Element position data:
++++++++++++++++++++

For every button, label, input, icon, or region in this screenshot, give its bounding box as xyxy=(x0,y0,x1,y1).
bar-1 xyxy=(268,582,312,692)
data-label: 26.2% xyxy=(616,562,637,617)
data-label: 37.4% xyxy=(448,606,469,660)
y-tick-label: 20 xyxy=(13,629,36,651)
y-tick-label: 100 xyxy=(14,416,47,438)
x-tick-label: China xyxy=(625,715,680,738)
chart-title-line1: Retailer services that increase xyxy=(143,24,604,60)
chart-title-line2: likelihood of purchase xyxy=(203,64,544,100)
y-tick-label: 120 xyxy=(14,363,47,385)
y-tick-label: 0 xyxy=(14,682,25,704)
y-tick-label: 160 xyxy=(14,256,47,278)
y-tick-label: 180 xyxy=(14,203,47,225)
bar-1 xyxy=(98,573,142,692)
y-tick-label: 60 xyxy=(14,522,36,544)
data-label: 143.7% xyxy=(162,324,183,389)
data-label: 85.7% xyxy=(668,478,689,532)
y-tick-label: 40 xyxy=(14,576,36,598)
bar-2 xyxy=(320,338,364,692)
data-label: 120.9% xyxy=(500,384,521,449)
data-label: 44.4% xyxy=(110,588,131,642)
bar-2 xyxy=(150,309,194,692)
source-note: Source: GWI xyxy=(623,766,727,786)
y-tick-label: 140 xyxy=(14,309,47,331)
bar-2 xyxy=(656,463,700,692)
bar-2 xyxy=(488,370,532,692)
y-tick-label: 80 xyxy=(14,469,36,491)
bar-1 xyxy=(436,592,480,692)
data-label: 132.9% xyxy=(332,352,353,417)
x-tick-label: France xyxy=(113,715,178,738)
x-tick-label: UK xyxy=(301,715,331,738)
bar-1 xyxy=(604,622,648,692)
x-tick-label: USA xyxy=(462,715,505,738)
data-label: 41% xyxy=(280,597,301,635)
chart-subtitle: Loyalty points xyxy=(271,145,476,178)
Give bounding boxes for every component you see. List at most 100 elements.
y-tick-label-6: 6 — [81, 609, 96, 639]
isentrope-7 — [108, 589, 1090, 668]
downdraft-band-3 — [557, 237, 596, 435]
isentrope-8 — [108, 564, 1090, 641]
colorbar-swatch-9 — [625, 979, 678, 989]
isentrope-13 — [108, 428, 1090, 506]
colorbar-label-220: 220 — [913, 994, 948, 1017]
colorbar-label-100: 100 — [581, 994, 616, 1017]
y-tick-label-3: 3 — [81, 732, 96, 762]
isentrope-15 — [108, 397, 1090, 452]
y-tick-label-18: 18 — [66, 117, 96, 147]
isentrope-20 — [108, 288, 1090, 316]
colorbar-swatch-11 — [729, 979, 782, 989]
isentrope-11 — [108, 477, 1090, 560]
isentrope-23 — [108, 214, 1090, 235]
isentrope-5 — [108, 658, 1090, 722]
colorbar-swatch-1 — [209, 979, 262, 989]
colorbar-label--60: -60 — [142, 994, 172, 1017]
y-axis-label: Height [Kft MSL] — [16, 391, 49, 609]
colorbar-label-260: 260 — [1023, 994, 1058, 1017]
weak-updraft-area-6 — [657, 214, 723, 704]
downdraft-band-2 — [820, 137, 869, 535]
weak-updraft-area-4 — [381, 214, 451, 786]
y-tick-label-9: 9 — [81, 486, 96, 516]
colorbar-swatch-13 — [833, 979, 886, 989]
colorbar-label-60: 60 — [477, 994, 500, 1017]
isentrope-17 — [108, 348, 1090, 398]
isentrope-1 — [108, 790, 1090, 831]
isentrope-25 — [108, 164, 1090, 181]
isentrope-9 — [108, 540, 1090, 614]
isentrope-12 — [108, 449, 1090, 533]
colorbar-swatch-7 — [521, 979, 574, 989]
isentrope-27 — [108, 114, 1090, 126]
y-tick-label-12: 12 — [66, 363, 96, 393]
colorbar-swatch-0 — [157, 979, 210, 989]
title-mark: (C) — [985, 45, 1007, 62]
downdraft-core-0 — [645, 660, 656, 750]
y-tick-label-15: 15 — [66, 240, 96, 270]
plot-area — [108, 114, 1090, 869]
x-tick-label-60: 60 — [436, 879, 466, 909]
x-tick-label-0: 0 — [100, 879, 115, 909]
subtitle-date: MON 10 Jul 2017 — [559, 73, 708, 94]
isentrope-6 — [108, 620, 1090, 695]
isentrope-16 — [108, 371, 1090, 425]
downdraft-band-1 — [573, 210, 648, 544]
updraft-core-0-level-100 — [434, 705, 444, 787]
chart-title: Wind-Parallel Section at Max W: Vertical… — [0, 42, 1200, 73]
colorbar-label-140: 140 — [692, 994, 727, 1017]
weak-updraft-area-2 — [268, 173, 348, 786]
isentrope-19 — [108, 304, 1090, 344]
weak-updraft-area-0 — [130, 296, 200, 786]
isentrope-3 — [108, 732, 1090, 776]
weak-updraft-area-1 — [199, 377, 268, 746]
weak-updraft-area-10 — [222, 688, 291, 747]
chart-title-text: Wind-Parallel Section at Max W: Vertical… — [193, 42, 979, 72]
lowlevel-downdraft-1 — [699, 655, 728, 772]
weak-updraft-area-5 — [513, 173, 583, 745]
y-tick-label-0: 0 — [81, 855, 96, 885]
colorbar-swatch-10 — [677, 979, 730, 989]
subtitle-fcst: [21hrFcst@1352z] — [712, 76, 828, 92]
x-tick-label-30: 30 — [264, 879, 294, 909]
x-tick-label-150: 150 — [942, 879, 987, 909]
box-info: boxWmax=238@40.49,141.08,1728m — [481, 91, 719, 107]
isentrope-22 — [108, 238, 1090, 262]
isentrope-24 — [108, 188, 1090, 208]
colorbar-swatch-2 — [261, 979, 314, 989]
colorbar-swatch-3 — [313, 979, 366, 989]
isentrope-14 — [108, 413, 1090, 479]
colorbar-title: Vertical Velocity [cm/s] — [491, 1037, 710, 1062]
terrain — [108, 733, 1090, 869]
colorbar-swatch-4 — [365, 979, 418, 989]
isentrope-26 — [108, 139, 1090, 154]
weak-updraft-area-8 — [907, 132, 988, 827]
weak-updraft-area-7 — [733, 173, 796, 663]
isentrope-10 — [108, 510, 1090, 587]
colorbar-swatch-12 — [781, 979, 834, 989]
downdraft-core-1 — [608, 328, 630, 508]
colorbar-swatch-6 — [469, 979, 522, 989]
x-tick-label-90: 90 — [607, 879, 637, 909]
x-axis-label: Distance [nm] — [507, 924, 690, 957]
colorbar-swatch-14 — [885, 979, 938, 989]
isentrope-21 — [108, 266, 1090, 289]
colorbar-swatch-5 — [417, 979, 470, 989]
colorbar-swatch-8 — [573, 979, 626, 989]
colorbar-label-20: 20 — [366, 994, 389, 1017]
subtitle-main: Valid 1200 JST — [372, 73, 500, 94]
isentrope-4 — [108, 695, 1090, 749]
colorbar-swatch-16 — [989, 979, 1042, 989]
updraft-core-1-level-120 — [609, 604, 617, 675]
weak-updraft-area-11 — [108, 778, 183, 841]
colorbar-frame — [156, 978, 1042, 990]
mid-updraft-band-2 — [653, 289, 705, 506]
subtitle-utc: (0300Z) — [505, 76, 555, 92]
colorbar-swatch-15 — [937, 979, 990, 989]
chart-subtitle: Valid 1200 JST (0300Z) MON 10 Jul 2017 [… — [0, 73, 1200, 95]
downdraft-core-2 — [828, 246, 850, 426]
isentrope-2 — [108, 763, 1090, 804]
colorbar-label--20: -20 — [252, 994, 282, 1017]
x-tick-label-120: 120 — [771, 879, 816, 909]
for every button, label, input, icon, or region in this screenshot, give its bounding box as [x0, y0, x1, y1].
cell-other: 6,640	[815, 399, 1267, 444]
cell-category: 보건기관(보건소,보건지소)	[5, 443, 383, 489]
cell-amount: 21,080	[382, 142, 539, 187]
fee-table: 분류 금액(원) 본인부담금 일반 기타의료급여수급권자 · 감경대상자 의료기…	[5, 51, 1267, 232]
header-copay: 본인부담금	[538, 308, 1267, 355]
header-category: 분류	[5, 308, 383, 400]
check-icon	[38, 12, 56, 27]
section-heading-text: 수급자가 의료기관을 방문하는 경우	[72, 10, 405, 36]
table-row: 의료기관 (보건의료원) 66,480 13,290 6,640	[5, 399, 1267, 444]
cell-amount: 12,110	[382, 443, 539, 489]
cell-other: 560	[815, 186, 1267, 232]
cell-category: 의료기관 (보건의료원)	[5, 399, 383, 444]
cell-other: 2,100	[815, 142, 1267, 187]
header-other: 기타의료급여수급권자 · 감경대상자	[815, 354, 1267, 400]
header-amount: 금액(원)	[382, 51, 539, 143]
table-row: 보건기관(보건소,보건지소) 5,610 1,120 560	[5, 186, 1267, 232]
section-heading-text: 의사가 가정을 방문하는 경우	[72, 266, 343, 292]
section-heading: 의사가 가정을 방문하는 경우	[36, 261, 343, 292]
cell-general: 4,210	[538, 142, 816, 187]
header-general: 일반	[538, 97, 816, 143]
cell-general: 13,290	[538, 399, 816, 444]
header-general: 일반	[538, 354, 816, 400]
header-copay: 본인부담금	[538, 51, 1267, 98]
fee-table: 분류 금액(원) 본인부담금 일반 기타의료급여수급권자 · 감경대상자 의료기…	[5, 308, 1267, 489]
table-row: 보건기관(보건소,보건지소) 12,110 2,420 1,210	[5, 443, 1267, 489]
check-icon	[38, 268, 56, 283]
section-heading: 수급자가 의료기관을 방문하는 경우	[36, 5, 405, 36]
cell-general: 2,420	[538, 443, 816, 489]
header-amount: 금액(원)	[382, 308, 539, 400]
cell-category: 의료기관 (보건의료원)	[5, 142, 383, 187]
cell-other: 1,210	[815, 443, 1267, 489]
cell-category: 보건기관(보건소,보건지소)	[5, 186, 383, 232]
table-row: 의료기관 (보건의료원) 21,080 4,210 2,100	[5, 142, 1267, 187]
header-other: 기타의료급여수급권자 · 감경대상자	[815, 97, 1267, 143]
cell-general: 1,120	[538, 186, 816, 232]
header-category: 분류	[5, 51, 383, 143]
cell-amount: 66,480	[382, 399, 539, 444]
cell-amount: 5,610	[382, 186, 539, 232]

++++++++++++++++++++

TASK DESCRIPTION =
Can you update the stretch from the start of the material through the line containing "x-tick-label: France xyxy=(113,715,178,738)" so that "y-tick-label" becomes "y-axis-label", with everything else left as it is?

ANSWER TO THIS EXERCISE =
For every button, label, input, icon, or region in this screenshot, give its bounding box as xyxy=(x0,y0,x1,y1).
bar-1 xyxy=(268,582,312,692)
data-label: 26.2% xyxy=(616,562,637,617)
data-label: 37.4% xyxy=(448,606,469,660)
y-axis-label: 20 xyxy=(13,629,36,651)
y-axis-label: 100 xyxy=(14,416,47,438)
x-tick-label: China xyxy=(625,715,680,738)
chart-title-line1: Retailer services that increase xyxy=(143,24,604,60)
chart-title-line2: likelihood of purchase xyxy=(203,64,544,100)
y-axis-label: 120 xyxy=(14,363,47,385)
y-axis-label: 0 xyxy=(14,682,25,704)
y-axis-label: 160 xyxy=(14,256,47,278)
y-axis-label: 180 xyxy=(14,203,47,225)
bar-1 xyxy=(98,573,142,692)
y-axis-label: 60 xyxy=(14,522,36,544)
data-label: 143.7% xyxy=(162,324,183,389)
data-label: 85.7% xyxy=(668,478,689,532)
y-axis-label: 40 xyxy=(14,576,36,598)
bar-2 xyxy=(320,338,364,692)
data-label: 120.9% xyxy=(500,384,521,449)
data-label: 44.4% xyxy=(110,588,131,642)
bar-2 xyxy=(150,309,194,692)
source-note: Source: GWI xyxy=(623,766,727,786)
y-axis-label: 140 xyxy=(14,309,47,331)
bar-2 xyxy=(656,463,700,692)
bar-2 xyxy=(488,370,532,692)
y-axis-label: 80 xyxy=(14,469,36,491)
bar-1 xyxy=(436,592,480,692)
data-label: 132.9% xyxy=(332,352,353,417)
x-tick-label: France xyxy=(113,715,178,738)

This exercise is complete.